Source information ::
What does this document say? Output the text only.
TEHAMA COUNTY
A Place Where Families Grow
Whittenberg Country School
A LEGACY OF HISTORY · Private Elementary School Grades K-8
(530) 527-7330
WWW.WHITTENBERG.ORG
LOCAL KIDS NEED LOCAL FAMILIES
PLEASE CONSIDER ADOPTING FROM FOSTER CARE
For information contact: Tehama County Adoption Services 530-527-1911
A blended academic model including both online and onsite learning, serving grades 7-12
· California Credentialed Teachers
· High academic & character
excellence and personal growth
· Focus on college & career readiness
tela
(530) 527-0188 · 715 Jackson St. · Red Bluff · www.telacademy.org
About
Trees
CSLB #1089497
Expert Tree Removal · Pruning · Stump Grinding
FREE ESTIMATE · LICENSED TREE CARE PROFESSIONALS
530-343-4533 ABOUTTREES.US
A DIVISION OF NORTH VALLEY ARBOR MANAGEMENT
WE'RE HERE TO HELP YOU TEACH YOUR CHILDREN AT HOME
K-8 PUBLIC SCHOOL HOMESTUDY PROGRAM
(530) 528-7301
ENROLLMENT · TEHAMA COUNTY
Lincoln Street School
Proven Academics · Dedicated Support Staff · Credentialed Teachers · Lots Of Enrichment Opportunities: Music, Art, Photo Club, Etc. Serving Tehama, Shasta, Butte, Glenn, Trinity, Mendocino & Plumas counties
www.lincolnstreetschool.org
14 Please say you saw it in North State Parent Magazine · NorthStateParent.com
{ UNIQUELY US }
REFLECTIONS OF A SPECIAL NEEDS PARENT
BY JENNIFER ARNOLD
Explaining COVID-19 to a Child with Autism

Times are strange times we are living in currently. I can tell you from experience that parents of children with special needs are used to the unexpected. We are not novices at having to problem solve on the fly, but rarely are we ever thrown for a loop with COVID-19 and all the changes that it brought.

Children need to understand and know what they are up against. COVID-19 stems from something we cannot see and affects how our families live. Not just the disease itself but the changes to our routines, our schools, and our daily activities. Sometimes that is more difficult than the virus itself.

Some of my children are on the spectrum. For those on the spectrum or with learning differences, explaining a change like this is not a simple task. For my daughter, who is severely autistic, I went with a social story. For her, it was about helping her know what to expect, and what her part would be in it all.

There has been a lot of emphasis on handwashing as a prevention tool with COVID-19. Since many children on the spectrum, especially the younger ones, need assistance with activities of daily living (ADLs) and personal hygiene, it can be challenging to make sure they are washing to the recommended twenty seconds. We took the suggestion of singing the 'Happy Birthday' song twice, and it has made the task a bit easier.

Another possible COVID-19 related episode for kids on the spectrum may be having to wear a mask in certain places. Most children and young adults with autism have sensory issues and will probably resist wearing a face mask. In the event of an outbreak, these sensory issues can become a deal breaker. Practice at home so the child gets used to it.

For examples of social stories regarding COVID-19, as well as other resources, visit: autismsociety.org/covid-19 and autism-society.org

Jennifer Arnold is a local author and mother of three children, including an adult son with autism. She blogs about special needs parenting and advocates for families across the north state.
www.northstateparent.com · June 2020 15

Exercise instructions ::
Say how many lines in the records hold the string "know", and say nothing else.

Answer box ::
2